RECORDS FOR THE TASK:
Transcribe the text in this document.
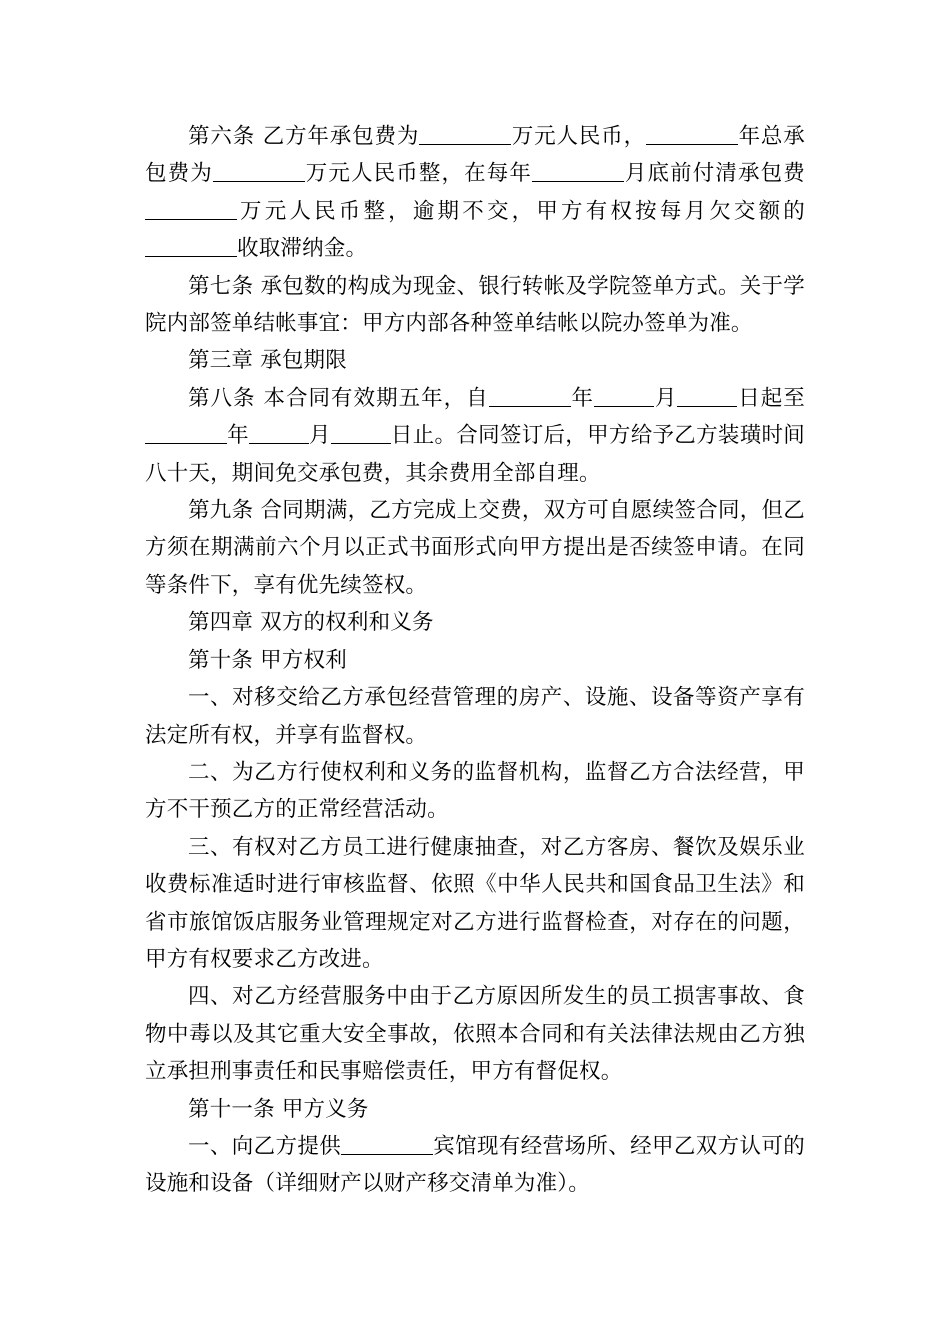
第六条 乙方年承包费为	万元人民币，	年总承包费为	万元人民币整，在每年	月底前付清承包费万元人民币整，逾期不交，甲方有权按每月欠交额的收取滞纳金。

第七条 承包数的构成为现金、银行转帐及学院签单方式。关于学院内部签单结帐事宜：甲方内部各种签单结帐以院办签单为准。

第三章 承包期限

第八条 本合同有效期五年，自	年	月	日起至年	月	日止。合同签订后，甲方给予乙方装璜时间八十天，期间免交承包费，其余费用全部自理。

第九条 合同期满，乙方完成上交费，双方可自愿续签合同，但乙方须在期满前六个月以正式书面形式向甲方提出是否续签申请。在同等条件下，享有优先续签权。

第四章 双方的权利和义务

第十条 甲方权利

一、对移交给乙方承包经营管理的房产、设施、设备等资产享有法定所有权，并享有监督权。

二、为乙方行使权利和义务的监督机构，监督乙方合法经营，甲方不干预乙方的正常经营活动。

三、有权对乙方员工进行健康抽查，对乙方客房、餐饮及娱乐业收费标准适时进行审核监督、依照《中华人民共和国食品卫生法》和省市旅馆饭店服务业管理规定对乙方进行监督检查，对存在的问题，甲方有权要求乙方改进。

四、对乙方经营服务中由于乙方原因所发生的员工损害事故、食物中毒以及其它重大安全事故，依照本合同和有关法律法规由乙方独立承担刑事责任和民事赔偿责任，甲方有督促权。

第十一条 甲方义务

一、向乙方提供	宾馆现有经营场所、经甲乙双方认可的设施和设备（详细财产以财产移交清单为准）。
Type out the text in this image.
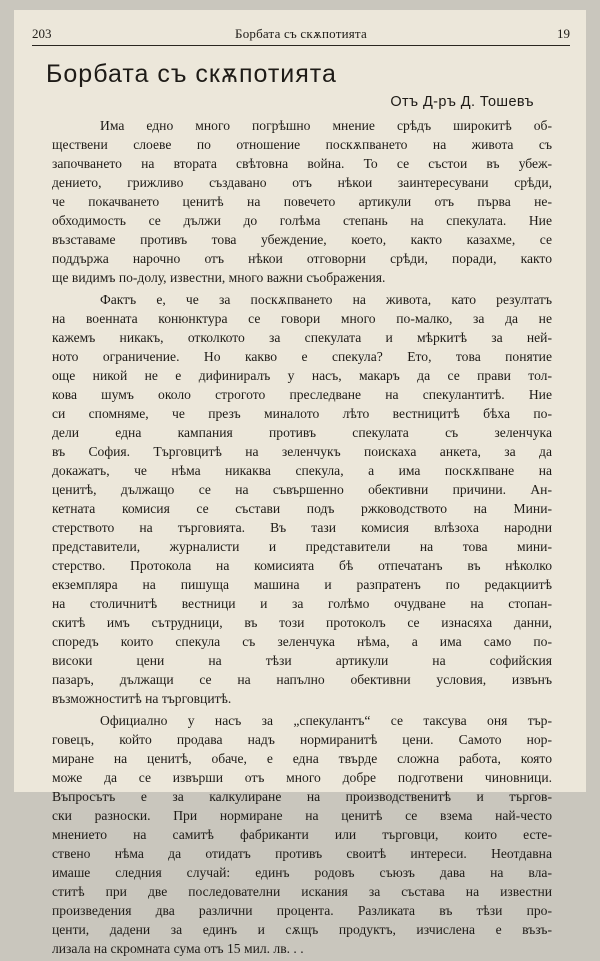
203	Борбата съ скѫпотията	19
Борбата съ скѫпотията
Отъ Д-ръ Д. Тошевъ
Има едно много погрѣшно мнение срѣдъ широкитѣ об-
ществени слоеве по отношение поскѫпването на живота съ
започването на втората свѣтовна война. То се състои въ убеж-
дението, грижливо създавано отъ нѣкои заинтересувани срѣди,
че покачването ценитѣ на повечето артикули отъ първа не-
обходимость се дължи до голѣма степань на спекулата. Ние
възставаме противъ това убеждение, което, както казахме, се
поддържа нарочно отъ нѣкои отговорни срѣди, поради, както
ще видимъ по-долу, известни, много важни съображения.
Фактъ е, че за поскѫпването на живота, като резултатъ
на военната конюнктура се говори много по-малко, за да не
кажемъ никакъ, отколкото за спекулата и мѣркитѣ за ней-
ното ограничение. Но какво е спекула? Ето, това понятие
още никой не е дифиниралъ у насъ, макаръ да се прави тол-
кова шумъ около строгото преследване на спекулантитѣ. Ние
си спомняме, че презъ миналото лѣто вестницитѣ бѣха по-
дели една кампания противъ спекулата съ зеленчука
въ София. Търговцитѣ на зеленчукъ поискаха анкета, за да
докажатъ, че нѣма никаква спекула, а има поскѫпване на
ценитѣ, дължащо се на съвършенно обективни причини. Ан-
кетната комисия се състави подъ ржководството на Мини-
стерството на търговията. Въ тази комисия влѣзоха народни
представители, журналисти и представители на това мини-
стерство. Протокола на комисията бѣ отпечатанъ въ нѣколко
екземпляра на пишуща машина и разпратенъ по редакциитѣ
на столичнитѣ вестници и за голѣмо очудване на стопан-
скитѣ имъ сътрудници, въ този протоколъ се изнасяха данни,
споредъ които спекула съ зеленчука нѣма, а има само по-
високи цени на тѣзи артикули на софийския
пазаръ, дължащи се на напълно обективни условия, извънъ
възможноститѣ на търговцитѣ.
Официално у насъ за „спекулантъ“ се таксува оня тър-
говецъ, който продава надъ нормиранитѣ цени. Самото нор-
миране на ценитѣ, обаче, е една твърде сложна работа, която
може да се извърши отъ много добре подготвени чиновници.
Въпросътъ е за калкулиране на производственитѣ и търгов-
ски разноски. При нормиране на ценитѣ се взема най-често
мнението на самитѣ фабриканти или търговци, които есте-
ствено нѣма да отидатъ противъ своитѣ интереси. Неотдавна
имаше следния случай: единъ родовъ съюзъ дава на вла-
ститѣ при две последователни искания за състава на известни
произведения два различни процента. Разликата въ тѣзи про-
центи, дадени за единъ и сѫщъ продуктъ, изчислена е възъ-
лизала на скромната сума отъ 15 мил. лв. . .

DIRECTIONS: Give the data above again in full and unchanged, skipping the pictures.

CORRECT RESPONSE:
Transcribe the text in this document.
第六条 乙方年承包费为	万元人民币，	年总承包费为	万元人民币整，在每年	月底前付清承包费万元人民币整，逾期不交，甲方有权按每月欠交额的收取滞纳金。

第七条 承包数的构成为现金、银行转帐及学院签单方式。关于学院内部签单结帐事宜：甲方内部各种签单结帐以院办签单为准。

第三章 承包期限

第八条 本合同有效期五年，自	年	月	日起至年	月	日止。合同签订后，甲方给予乙方装璜时间八十天，期间免交承包费，其余费用全部自理。

第九条 合同期满，乙方完成上交费，双方可自愿续签合同，但乙方须在期满前六个月以正式书面形式向甲方提出是否续签申请。在同等条件下，享有优先续签权。

第四章 双方的权利和义务

第十条 甲方权利

一、对移交给乙方承包经营管理的房产、设施、设备等资产享有法定所有权，并享有监督权。

二、为乙方行使权利和义务的监督机构，监督乙方合法经营，甲方不干预乙方的正常经营活动。

三、有权对乙方员工进行健康抽查，对乙方客房、餐饮及娱乐业收费标准适时进行审核监督、依照《中华人民共和国食品卫生法》和省市旅馆饭店服务业管理规定对乙方进行监督检查，对存在的问题，甲方有权要求乙方改进。

四、对乙方经营服务中由于乙方原因所发生的员工损害事故、食物中毒以及其它重大安全事故，依照本合同和有关法律法规由乙方独立承担刑事责任和民事赔偿责任，甲方有督促权。

第十一条 甲方义务

一、向乙方提供	宾馆现有经营场所、经甲乙双方认可的设施和设备（详细财产以财产移交清单为准）。
Type out the text in this image.
203	Борбата съ скѫпотията	19
Борбата съ скѫпотията
Отъ Д-ръ Д. Тошевъ
Има едно много погрѣшно мнение срѣдъ широкитѣ об-
ществени слоеве по отношение поскѫпването на живота съ
започването на втората свѣтовна война. То се състои въ убеж-
дението, грижливо създавано отъ нѣкои заинтересувани срѣди,
че покачването ценитѣ на повечето артикули отъ първа не-
обходимость се дължи до голѣма степань на спекулата. Ние
възставаме противъ това убеждение, което, както казахме, се
поддържа нарочно отъ нѣкои отговорни срѣди, поради, както
ще видимъ по-долу, известни, много важни съображения.
Фактъ е, че за поскѫпването на живота, като резултатъ
на военната конюнктура се говори много по-малко, за да не
кажемъ никакъ, отколкото за спекулата и мѣркитѣ за ней-
ното ограничение. Но какво е спекула? Ето, това понятие
още никой не е дифиниралъ у насъ, макаръ да се прави тол-
кова шумъ около строгото преследване на спекулантитѣ. Ние
си спомняме, че презъ миналото лѣто вестницитѣ бѣха по-
дели една кампания противъ спекулата съ зеленчука
въ София. Търговцитѣ на зеленчукъ поискаха анкета, за да
докажатъ, че нѣма никаква спекула, а има поскѫпване на
ценитѣ, дължащо се на съвършенно обективни причини. Ан-
кетната комисия се състави подъ ржководството на Мини-
стерството на търговията. Въ тази комисия влѣзоха народни
представители, журналисти и представители на това мини-
стерство. Протокола на комисията бѣ отпечатанъ въ нѣколко
екземпляра на пишуща машина и разпратенъ по редакциитѣ
на столичнитѣ вестници и за голѣмо очудване на стопан-
скитѣ имъ сътрудници, въ този протоколъ се изнасяха данни,
споредъ които спекула съ зеленчука нѣма, а има само по-
високи цени на тѣзи артикули на софийския
пазаръ, дължащи се на напълно обективни условия, извънъ
възможноститѣ на търговцитѣ.
Официално у насъ за „спекулантъ“ се таксува оня тър-
говецъ, който продава надъ нормиранитѣ цени. Самото нор-
миране на ценитѣ, обаче, е една твърде сложна работа, която
може да се извърши отъ много добре подготвени чиновници.
Въпросътъ е за калкулиране на производственитѣ и търгов-
ски разноски. При нормиране на ценитѣ се взема най-често
мнението на самитѣ фабриканти или търговци, които есте-
ствено нѣма да отидатъ противъ своитѣ интереси. Неотдавна
имаше следния случай: единъ родовъ съюзъ дава на вла-
ститѣ при две последователни искания за състава на известни
произведения два различни процента. Разликата въ тѣзи про-
центи, дадени за единъ и сѫщъ продуктъ, изчислена е възъ-
лизала на скромната сума отъ 15 мил. лв. . .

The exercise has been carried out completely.